━━━ INFORMATION SHOWN ━━━

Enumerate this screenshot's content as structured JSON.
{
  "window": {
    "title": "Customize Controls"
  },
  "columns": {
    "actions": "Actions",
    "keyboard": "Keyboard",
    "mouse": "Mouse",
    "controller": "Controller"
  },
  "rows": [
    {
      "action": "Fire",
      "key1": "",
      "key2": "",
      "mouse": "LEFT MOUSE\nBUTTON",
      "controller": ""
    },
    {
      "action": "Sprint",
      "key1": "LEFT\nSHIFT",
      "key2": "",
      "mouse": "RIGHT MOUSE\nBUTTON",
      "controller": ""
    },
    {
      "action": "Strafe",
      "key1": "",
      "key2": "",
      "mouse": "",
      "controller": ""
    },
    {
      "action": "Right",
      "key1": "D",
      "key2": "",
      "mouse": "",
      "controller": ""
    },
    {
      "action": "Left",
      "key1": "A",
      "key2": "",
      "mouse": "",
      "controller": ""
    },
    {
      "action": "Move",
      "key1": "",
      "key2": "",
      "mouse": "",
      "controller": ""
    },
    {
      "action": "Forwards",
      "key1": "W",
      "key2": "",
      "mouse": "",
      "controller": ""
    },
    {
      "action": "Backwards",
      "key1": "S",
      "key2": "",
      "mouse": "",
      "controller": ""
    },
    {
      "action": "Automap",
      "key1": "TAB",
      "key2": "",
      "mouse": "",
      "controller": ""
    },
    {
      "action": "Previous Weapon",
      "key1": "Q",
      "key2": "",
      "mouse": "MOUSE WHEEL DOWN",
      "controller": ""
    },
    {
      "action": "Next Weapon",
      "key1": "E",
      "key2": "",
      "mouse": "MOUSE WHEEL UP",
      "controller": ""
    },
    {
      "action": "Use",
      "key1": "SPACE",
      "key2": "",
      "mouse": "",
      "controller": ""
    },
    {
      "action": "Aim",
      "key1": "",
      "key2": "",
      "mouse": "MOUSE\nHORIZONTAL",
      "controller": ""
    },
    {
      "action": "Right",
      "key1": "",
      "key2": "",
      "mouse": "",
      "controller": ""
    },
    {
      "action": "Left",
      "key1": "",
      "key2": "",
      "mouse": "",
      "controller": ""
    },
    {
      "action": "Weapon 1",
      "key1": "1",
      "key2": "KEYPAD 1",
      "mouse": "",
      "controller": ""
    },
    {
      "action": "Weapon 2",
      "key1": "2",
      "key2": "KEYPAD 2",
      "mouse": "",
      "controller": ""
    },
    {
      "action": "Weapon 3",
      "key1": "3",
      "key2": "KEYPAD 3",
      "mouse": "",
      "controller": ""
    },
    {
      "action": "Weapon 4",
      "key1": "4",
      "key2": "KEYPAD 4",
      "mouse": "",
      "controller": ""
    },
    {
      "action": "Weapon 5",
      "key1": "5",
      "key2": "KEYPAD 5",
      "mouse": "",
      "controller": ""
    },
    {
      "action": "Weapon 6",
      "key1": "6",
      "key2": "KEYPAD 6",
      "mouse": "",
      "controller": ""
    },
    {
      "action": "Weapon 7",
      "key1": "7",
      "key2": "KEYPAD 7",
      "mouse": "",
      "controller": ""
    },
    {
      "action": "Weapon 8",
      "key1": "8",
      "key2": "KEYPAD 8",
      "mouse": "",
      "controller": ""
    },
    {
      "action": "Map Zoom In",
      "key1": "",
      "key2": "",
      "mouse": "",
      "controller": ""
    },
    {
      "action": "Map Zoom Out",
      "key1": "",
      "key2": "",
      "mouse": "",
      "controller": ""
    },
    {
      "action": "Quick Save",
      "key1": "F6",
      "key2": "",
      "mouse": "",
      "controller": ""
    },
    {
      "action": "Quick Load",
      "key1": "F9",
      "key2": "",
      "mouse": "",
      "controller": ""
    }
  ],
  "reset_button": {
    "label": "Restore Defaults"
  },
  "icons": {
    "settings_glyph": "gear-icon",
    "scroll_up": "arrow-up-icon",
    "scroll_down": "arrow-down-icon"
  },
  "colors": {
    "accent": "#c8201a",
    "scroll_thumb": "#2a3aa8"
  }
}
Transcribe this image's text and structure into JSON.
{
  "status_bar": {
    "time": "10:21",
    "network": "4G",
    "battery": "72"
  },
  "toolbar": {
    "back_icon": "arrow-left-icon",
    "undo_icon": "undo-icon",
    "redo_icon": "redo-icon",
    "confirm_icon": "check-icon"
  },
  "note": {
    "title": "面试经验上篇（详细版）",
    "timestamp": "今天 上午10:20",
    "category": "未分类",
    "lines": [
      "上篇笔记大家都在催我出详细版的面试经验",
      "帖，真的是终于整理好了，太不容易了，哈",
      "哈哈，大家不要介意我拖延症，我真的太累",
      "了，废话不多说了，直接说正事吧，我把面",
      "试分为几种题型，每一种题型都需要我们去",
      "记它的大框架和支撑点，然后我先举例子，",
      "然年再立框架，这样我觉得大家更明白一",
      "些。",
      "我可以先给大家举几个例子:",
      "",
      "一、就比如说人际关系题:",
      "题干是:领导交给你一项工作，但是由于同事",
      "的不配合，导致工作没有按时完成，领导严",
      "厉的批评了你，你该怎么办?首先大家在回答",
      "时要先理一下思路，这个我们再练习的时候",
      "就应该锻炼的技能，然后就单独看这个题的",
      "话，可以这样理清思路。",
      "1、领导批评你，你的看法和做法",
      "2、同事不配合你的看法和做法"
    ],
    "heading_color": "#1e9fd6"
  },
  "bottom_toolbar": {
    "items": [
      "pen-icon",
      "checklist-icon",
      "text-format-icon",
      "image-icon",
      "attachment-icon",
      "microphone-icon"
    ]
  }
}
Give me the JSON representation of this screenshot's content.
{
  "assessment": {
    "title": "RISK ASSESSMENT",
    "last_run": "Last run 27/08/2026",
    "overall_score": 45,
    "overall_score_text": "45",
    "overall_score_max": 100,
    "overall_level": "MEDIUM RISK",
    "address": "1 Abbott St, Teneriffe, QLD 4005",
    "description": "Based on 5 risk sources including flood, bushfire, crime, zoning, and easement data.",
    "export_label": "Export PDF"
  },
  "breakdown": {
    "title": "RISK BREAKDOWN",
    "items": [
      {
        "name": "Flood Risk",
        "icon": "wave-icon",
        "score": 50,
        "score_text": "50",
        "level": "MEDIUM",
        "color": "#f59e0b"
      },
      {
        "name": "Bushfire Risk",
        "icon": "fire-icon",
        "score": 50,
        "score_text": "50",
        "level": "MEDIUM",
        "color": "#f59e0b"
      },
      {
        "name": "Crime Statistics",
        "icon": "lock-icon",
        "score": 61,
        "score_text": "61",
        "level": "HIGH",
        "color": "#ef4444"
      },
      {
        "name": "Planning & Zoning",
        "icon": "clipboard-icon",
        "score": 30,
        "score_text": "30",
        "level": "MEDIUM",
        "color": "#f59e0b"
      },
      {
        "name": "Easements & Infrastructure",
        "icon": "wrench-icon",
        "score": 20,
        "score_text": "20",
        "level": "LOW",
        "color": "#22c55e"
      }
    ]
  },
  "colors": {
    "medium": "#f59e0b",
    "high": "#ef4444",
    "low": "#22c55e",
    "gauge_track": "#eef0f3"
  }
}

━━━

TASK OBJECTIVE.
Please output the entries above, every line exactly as it reads.

REPLY TO THE TASK.
Enumerate this screenshot's content as structured JSON.
{
  "window": {
    "title": "Customize Controls"
  },
  "columns": {
    "actions": "Actions",
    "keyboard": "Keyboard",
    "mouse": "Mouse",
    "controller": "Controller"
  },
  "rows": [
    {
      "action": "Fire",
      "key1": "",
      "key2": "",
      "mouse": "LEFT MOUSE\nBUTTON",
      "controller": ""
    },
    {
      "action": "Sprint",
      "key1": "LEFT\nSHIFT",
      "key2": "",
      "mouse": "RIGHT MOUSE\nBUTTON",
      "controller": ""
    },
    {
      "action": "Strafe",
      "key1": "",
      "key2": "",
      "mouse": "",
      "controller": ""
    },
    {
      "action": "Right",
      "key1": "D",
      "key2": "",
      "mouse": "",
      "controller": ""
    },
    {
      "action": "Left",
      "key1": "A",
      "key2": "",
      "mouse": "",
      "controller": ""
    },
    {
      "action": "Move",
      "key1": "",
      "key2": "",
      "mouse": "",
      "controller": ""
    },
    {
      "action": "Forwards",
      "key1": "W",
      "key2": "",
      "mouse": "",
      "controller": ""
    },
    {
      "action": "Backwards",
      "key1": "S",
      "key2": "",
      "mouse": "",
      "controller": ""
    },
    {
      "action": "Automap",
      "key1": "TAB",
      "key2": "",
      "mouse": "",
      "controller": ""
    },
    {
      "action": "Previous Weapon",
      "key1": "Q",
      "key2": "",
      "mouse": "MOUSE WHEEL DOWN",
      "controller": ""
    },
    {
      "action": "Next Weapon",
      "key1": "E",
      "key2": "",
      "mouse": "MOUSE WHEEL UP",
      "controller": ""
    },
    {
      "action": "Use",
      "key1": "SPACE",
      "key2": "",
      "mouse": "",
      "controller": ""
    },
    {
      "action": "Aim",
      "key1": "",
      "key2": "",
      "mouse": "MOUSE\nHORIZONTAL",
      "controller": ""
    },
    {
      "action": "Right",
      "key1": "",
      "key2": "",
      "mouse": "",
      "controller": ""
    },
    {
      "action": "Left",
      "key1": "",
      "key2": "",
      "mouse": "",
      "controller": ""
    },
    {
      "action": "Weapon 1",
      "key1": "1",
      "key2": "KEYPAD 1",
      "mouse": "",
      "controller": ""
    },
    {
      "action": "Weapon 2",
      "key1": "2",
      "key2": "KEYPAD 2",
      "mouse": "",
      "controller": ""
    },
    {
      "action": "Weapon 3",
      "key1": "3",
      "key2": "KEYPAD 3",
      "mouse": "",
      "controller": ""
    },
    {
      "action": "Weapon 4",
      "key1": "4",
      "key2": "KEYPAD 4",
      "mouse": "",
      "controller": ""
    },
    {
      "action": "Weapon 5",
      "key1": "5",
      "key2": "KEYPAD 5",
      "mouse": "",
      "controller": ""
    },
    {
      "action": "Weapon 6",
      "key1": "6",
      "key2": "KEYPAD 6",
      "mouse": "",
      "controller": ""
    },
    {
      "action": "Weapon 7",
      "key1": "7",
      "key2": "KEYPAD 7",
      "mouse": "",
      "controller": ""
    },
    {
      "action": "Weapon 8",
      "key1": "8",
      "key2": "KEYPAD 8",
      "mouse": "",
      "controller": ""
    },
    {
      "action": "Map Zoom In",
      "key1": "",
      "key2": "",
      "mouse": "",
      "controller": ""
    },
    {
      "action": "Map Zoom Out",
      "key1": "",
      "key2": "",
      "mouse": "",
      "controller": ""
    },
    {
      "action": "Quick Save",
      "key1": "F6",
      "key2": "",
      "mouse": "",
      "controller": ""
    },
    {
      "action": "Quick Load",
      "key1": "F9",
      "key2": "",
      "mouse": "",
      "controller": ""
    }
  ],
  "reset_button": {
    "label": "Restore Defaults"
  },
  "icons": {
    "settings_glyph": "gear-icon",
    "scroll_up": "arrow-up-icon",
    "scroll_down": "arrow-down-icon"
  },
  "colors": {
    "accent": "#c8201a",
    "scroll_thumb": "#2a3aa8"
  }
}
Transcribe this image's text and structure into JSON.
{
  "status_bar": {
    "time": "10:21",
    "network": "4G",
    "battery": "72"
  },
  "toolbar": {
    "back_icon": "arrow-left-icon",
    "undo_icon": "undo-icon",
    "redo_icon": "redo-icon",
    "confirm_icon": "check-icon"
  },
  "note": {
    "title": "面试经验上篇（详细版）",
    "timestamp": "今天 上午10:20",
    "category": "未分类",
    "lines": [
      "上篇笔记大家都在催我出详细版的面试经验",
      "帖，真的是终于整理好了，太不容易了，哈",
      "哈哈，大家不要介意我拖延症，我真的太累",
      "了，废话不多说了，直接说正事吧，我把面",
      "试分为几种题型，每一种题型都需要我们去",
      "记它的大框架和支撑点，然后我先举例子，",
      "然年再立框架，这样我觉得大家更明白一",
      "些。",
      "我可以先给大家举几个例子:",
      "",
      "一、就比如说人际关系题:",
      "题干是:领导交给你一项工作，但是由于同事",
      "的不配合，导致工作没有按时完成，领导严",
      "厉的批评了你，你该怎么办?首先大家在回答",
      "时要先理一下思路，这个我们再练习的时候",
      "就应该锻炼的技能，然后就单独看这个题的",
      "话，可以这样理清思路。",
      "1、领导批评你，你的看法和做法",
      "2、同事不配合你的看法和做法"
    ],
    "heading_color": "#1e9fd6"
  },
  "bottom_toolbar": {
    "items": [
      "pen-icon",
      "checklist-icon",
      "text-format-icon",
      "image-icon",
      "attachment-icon",
      "microphone-icon"
    ]
  }
}
Give me the JSON representation of this screenshot's content.
{
  "assessment": {
    "title": "RISK ASSESSMENT",
    "last_run": "Last run 27/08/2026",
    "overall_score": 45,
    "overall_score_text": "45",
    "overall_score_max": 100,
    "overall_level": "MEDIUM RISK",
    "address": "1 Abbott St, Teneriffe, QLD 4005",
    "description": "Based on 5 risk sources including flood, bushfire, crime, zoning, and easement data.",
    "export_label": "Export PDF"
  },
  "breakdown": {
    "title": "RISK BREAKDOWN",
    "items": [
      {
        "name": "Flood Risk",
        "icon": "wave-icon",
        "score": 50,
        "score_text": "50",
        "level": "MEDIUM",
        "color": "#f59e0b"
      },
      {
        "name": "Bushfire Risk",
        "icon": "fire-icon",
        "score": 50,
        "score_text": "50",
        "level": "MEDIUM",
        "color": "#f59e0b"
      },
      {
        "name": "Crime Statistics",
        "icon": "lock-icon",
        "score": 61,
        "score_text": "61",
        "level": "HIGH",
        "color": "#ef4444"
      },
      {
        "name": "Planning & Zoning",
        "icon": "clipboard-icon",
        "score": 30,
        "score_text": "30",
        "level": "MEDIUM",
        "color": "#f59e0b"
      },
      {
        "name": "Easements & Infrastructure",
        "icon": "wrench-icon",
        "score": 20,
        "score_text": "20",
        "level": "LOW",
        "color": "#22c55e"
      }
    ]
  },
  "colors": {
    "medium": "#f59e0b",
    "high": "#ef4444",
    "low": "#22c55e",
    "gauge_track": "#eef0f3"
  }
}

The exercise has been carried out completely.